== Material provided ==

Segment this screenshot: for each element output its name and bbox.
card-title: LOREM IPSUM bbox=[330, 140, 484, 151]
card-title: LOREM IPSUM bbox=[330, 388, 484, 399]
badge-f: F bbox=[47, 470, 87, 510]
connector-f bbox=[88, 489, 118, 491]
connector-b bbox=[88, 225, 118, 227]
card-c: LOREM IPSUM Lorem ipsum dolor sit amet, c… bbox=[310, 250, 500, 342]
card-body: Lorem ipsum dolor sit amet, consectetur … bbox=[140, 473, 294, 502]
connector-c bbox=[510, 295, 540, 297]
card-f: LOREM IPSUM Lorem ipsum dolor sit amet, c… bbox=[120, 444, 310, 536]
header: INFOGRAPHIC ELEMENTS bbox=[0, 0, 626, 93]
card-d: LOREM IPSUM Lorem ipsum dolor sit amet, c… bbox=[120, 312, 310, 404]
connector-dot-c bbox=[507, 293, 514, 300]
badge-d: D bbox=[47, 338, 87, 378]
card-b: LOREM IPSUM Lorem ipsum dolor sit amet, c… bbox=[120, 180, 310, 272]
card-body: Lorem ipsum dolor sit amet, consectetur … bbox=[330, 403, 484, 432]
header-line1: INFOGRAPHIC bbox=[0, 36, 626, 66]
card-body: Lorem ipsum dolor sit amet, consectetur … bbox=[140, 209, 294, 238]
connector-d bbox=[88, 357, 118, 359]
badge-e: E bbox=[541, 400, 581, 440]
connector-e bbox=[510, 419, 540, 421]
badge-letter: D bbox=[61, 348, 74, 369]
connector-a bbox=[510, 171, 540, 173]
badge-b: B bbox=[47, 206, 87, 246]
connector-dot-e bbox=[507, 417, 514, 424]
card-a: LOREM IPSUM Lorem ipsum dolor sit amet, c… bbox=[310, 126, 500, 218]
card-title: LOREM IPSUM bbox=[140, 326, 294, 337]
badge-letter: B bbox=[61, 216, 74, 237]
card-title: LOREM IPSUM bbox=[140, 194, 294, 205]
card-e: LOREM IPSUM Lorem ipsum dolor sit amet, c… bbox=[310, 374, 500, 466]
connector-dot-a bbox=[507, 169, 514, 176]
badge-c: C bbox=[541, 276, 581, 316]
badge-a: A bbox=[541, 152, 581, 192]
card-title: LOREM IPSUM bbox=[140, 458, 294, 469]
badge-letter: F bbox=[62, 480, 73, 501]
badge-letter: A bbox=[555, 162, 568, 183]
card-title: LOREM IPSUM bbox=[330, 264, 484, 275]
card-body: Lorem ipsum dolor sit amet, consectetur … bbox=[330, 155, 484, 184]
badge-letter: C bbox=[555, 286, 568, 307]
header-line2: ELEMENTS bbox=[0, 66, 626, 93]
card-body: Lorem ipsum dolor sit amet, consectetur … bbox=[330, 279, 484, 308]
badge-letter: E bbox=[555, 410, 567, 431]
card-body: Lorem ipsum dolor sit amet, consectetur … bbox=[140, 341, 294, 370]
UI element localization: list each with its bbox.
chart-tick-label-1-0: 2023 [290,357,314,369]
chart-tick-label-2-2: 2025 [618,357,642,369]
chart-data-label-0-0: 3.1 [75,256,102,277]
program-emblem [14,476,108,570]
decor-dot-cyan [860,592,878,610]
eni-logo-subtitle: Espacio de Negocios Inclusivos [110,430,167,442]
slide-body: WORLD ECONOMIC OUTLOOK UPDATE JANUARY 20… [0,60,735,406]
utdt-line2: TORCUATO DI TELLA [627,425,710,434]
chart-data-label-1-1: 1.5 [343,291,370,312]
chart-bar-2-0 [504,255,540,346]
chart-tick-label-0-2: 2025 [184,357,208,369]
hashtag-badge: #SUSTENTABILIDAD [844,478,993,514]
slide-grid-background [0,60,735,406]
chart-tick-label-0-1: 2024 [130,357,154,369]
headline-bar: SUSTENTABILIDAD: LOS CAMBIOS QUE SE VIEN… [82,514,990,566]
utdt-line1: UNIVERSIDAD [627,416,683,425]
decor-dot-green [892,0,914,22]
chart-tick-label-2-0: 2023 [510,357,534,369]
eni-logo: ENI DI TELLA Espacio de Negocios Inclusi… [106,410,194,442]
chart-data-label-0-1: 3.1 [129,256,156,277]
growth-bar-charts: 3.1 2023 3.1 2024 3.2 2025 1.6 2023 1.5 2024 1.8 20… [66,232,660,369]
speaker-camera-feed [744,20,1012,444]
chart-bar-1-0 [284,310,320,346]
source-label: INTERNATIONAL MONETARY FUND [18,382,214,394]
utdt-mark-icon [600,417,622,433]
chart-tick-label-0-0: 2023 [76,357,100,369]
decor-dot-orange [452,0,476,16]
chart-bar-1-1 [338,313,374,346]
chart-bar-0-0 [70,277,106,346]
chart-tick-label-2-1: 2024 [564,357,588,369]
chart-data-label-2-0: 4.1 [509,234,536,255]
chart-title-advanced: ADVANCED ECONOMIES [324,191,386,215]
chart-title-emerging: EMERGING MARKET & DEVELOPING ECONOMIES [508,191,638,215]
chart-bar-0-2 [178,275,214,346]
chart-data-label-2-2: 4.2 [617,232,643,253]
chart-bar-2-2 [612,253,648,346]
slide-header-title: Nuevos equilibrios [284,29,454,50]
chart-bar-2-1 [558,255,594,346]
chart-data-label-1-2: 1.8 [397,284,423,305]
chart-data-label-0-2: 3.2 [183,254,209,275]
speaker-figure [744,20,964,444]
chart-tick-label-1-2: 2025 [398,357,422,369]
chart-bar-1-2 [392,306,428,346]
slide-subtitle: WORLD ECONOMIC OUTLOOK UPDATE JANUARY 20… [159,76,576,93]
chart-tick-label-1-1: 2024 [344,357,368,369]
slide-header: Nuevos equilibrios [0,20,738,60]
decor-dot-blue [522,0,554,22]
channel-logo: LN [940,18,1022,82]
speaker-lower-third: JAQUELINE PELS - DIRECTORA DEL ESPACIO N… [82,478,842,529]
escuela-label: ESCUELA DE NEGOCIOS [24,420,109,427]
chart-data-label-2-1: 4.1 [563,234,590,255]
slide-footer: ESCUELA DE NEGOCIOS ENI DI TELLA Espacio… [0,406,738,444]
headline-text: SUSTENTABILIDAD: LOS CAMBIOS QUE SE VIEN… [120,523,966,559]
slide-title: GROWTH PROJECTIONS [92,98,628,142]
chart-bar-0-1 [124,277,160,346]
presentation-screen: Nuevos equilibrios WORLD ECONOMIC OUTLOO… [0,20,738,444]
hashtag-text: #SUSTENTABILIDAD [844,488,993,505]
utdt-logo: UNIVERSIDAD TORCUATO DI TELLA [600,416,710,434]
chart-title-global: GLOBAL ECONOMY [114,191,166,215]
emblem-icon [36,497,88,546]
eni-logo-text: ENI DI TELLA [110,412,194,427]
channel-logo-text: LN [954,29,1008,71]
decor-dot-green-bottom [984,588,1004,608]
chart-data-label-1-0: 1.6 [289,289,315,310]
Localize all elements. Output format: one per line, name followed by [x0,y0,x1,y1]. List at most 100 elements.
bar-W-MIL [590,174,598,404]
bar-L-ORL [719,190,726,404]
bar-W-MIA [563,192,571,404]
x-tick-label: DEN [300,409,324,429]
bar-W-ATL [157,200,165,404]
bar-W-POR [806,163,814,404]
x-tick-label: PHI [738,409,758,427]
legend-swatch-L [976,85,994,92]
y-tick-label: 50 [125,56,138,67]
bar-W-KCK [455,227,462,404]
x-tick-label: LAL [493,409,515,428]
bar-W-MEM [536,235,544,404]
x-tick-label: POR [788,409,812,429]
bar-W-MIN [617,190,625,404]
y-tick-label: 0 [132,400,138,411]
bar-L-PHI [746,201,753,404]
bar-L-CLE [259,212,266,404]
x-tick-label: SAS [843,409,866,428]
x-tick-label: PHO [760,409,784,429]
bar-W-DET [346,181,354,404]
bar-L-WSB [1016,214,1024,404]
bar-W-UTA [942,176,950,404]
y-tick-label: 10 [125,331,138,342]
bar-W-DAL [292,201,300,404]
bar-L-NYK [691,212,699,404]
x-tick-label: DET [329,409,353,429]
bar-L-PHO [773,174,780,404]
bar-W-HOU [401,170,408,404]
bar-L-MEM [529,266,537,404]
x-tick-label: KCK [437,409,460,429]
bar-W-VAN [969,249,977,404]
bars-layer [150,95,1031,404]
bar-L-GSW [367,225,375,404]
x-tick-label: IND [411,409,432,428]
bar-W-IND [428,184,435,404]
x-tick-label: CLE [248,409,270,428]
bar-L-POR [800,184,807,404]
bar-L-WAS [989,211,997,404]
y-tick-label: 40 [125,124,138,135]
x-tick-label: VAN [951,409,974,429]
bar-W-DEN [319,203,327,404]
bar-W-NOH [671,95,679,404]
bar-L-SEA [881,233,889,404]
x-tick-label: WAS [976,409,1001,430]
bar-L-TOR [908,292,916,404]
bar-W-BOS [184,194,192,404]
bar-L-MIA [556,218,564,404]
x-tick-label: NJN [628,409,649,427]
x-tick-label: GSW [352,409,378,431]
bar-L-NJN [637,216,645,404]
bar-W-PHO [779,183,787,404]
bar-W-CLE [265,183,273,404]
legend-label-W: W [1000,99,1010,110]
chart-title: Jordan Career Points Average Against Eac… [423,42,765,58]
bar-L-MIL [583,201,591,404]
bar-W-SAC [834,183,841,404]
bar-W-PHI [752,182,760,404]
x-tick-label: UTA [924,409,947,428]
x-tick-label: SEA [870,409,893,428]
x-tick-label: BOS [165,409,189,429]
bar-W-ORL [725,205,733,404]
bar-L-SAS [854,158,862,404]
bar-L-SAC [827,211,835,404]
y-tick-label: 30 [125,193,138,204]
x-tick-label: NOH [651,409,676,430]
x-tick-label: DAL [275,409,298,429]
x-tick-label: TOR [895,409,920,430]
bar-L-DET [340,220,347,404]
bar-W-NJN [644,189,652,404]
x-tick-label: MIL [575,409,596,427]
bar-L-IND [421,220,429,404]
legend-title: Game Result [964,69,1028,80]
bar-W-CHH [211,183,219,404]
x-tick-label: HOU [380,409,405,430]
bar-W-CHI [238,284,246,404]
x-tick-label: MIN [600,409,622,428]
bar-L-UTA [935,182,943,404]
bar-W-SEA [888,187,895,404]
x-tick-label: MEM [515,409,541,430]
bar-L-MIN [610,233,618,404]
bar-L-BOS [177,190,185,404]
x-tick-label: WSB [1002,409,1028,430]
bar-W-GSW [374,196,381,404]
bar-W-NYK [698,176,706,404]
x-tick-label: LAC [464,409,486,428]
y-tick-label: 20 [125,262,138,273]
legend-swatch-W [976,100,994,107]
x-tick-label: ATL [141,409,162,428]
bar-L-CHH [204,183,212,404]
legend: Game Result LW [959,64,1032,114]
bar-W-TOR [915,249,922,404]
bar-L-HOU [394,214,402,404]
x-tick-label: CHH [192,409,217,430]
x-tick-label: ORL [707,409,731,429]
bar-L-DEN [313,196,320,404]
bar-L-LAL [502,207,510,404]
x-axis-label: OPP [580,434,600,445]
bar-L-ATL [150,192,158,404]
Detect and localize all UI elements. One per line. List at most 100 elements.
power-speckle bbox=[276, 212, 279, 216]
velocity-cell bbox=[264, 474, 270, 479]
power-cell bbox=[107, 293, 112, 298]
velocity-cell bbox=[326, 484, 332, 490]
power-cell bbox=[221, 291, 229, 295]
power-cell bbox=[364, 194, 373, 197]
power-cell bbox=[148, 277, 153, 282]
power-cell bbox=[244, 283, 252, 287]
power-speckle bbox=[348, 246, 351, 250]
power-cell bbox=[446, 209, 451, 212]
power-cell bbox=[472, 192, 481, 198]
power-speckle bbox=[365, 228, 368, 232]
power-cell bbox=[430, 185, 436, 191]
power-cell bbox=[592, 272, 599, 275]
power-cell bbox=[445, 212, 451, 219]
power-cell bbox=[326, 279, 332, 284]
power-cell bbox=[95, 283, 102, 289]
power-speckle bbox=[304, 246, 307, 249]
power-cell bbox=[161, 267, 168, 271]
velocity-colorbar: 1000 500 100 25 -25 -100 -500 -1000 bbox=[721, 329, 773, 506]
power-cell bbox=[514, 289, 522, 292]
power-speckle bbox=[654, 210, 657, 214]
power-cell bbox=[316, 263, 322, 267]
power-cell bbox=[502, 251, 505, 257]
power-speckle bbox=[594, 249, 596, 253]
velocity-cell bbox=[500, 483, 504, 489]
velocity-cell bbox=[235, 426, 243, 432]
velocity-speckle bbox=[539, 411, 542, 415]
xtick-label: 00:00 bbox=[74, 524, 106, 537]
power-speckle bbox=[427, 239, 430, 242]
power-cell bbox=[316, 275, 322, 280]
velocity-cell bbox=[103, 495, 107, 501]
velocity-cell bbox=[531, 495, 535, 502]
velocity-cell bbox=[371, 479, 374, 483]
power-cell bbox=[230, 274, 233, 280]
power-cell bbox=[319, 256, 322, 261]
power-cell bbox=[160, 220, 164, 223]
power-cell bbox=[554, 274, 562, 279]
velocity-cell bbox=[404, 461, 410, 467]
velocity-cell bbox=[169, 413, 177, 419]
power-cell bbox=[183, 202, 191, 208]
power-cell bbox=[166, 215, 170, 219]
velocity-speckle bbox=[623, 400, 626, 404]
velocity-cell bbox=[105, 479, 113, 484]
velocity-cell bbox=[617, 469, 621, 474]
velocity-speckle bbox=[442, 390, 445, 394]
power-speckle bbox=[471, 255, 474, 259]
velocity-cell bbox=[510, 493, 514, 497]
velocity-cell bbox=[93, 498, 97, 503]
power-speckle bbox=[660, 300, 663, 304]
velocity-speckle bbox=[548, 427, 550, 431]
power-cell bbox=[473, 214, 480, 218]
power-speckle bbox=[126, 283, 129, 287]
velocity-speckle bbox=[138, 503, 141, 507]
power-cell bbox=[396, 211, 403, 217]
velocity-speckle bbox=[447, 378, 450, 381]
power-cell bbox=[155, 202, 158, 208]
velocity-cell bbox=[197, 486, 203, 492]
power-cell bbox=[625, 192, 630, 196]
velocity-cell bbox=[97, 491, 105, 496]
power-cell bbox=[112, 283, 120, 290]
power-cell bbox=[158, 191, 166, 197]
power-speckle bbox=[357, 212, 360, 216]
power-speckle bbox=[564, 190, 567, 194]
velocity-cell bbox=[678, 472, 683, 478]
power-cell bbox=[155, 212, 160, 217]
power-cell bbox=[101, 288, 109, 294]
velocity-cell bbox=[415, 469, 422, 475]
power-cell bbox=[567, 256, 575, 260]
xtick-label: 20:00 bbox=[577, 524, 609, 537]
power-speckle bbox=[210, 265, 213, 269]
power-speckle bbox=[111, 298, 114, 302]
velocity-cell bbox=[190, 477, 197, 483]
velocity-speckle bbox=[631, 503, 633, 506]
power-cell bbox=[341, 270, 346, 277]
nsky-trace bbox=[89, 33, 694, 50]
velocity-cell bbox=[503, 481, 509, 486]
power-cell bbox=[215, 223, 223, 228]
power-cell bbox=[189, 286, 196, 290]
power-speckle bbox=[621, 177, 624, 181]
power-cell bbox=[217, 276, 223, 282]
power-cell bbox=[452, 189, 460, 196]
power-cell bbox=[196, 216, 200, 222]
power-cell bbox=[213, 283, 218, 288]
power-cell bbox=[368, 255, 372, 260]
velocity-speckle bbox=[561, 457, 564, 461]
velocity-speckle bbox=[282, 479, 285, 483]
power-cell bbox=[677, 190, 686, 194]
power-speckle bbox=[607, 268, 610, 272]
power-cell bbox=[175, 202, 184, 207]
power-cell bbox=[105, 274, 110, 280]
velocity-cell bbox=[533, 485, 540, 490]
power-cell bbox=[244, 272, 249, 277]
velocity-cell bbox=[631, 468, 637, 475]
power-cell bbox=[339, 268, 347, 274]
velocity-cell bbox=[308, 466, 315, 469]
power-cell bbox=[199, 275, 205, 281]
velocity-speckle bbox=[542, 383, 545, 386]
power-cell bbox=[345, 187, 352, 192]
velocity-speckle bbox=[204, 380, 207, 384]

===

Written request: Rewrite the records as a numbered list, beginning with their first line and ending with the line that contains "header: INFOGRAPHIC ELEMENTS", both included. Omit blank lines.

Result of this exercise:
1. Segment this screenshot: for each element output its name and bbox.
2. card-title: LOREM IPSUM bbox=[330, 140, 484, 151]
3. card-title: LOREM IPSUM bbox=[330, 388, 484, 399]
4. badge-f: F bbox=[47, 470, 87, 510]
5. connector-f bbox=[88, 489, 118, 491]
6. connector-b bbox=[88, 225, 118, 227]
7. card-c: LOREM IPSUM Lorem ipsum dolor sit amet, c… bbox=[310, 250, 500, 342]
8. card-body: Lorem ipsum dolor sit amet, consectetur … bbox=[140, 473, 294, 502]
9. connector-c bbox=[510, 295, 540, 297]
10. card-f: LOREM IPSUM Lorem ipsum dolor sit amet, c… bbox=[120, 444, 310, 536]
11. header: INFOGRAPHIC ELEMENTS bbox=[0, 0, 626, 93]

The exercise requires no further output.